Directive — Identify the lines that contain the string "Electrical", then copy each of them.

>> BEGIN Given data

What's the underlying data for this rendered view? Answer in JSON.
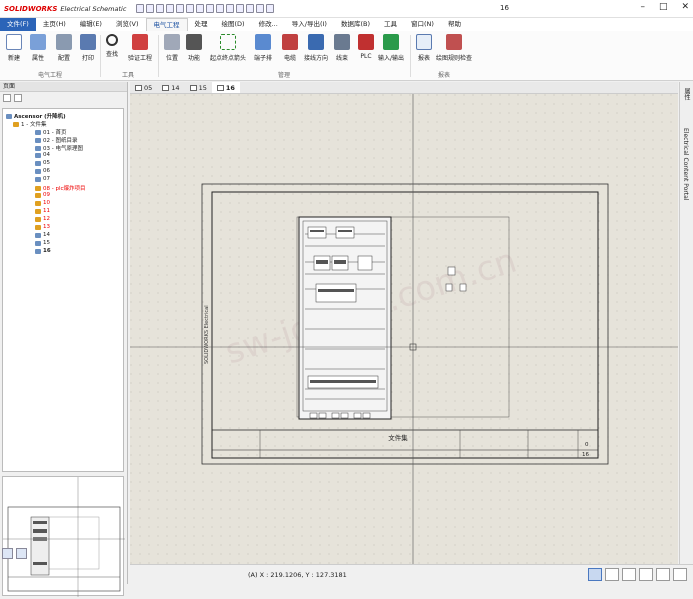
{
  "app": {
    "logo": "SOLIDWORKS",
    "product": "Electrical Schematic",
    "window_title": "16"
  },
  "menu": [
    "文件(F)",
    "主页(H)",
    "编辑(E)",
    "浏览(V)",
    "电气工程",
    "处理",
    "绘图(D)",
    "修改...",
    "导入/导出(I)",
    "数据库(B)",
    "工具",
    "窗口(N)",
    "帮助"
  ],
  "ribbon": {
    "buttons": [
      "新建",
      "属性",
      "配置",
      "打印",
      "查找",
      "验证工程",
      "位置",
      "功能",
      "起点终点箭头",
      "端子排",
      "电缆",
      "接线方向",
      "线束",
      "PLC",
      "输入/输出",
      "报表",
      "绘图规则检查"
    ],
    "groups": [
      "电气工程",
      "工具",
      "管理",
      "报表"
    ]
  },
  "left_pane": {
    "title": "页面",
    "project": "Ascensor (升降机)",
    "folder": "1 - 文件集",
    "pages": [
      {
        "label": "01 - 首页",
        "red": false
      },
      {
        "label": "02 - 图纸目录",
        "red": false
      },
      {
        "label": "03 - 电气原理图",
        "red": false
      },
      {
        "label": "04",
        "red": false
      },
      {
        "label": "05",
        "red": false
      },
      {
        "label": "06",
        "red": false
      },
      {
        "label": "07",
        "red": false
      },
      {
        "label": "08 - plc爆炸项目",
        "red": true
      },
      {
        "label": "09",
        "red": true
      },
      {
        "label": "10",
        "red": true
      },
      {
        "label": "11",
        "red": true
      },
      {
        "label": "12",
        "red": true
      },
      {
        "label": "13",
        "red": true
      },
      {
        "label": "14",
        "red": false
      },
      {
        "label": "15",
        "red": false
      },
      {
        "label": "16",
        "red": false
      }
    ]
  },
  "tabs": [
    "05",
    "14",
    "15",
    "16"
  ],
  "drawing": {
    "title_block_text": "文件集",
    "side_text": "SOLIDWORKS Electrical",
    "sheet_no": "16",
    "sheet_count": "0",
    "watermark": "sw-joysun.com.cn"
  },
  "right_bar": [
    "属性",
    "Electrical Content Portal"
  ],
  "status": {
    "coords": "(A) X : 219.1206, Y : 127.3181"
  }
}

>> END Given data

Exercise answer —
    "product": "Electrical Schematic",
    "side_text": "SOLIDWORKS Electrical",
    "Electrical Content Portal"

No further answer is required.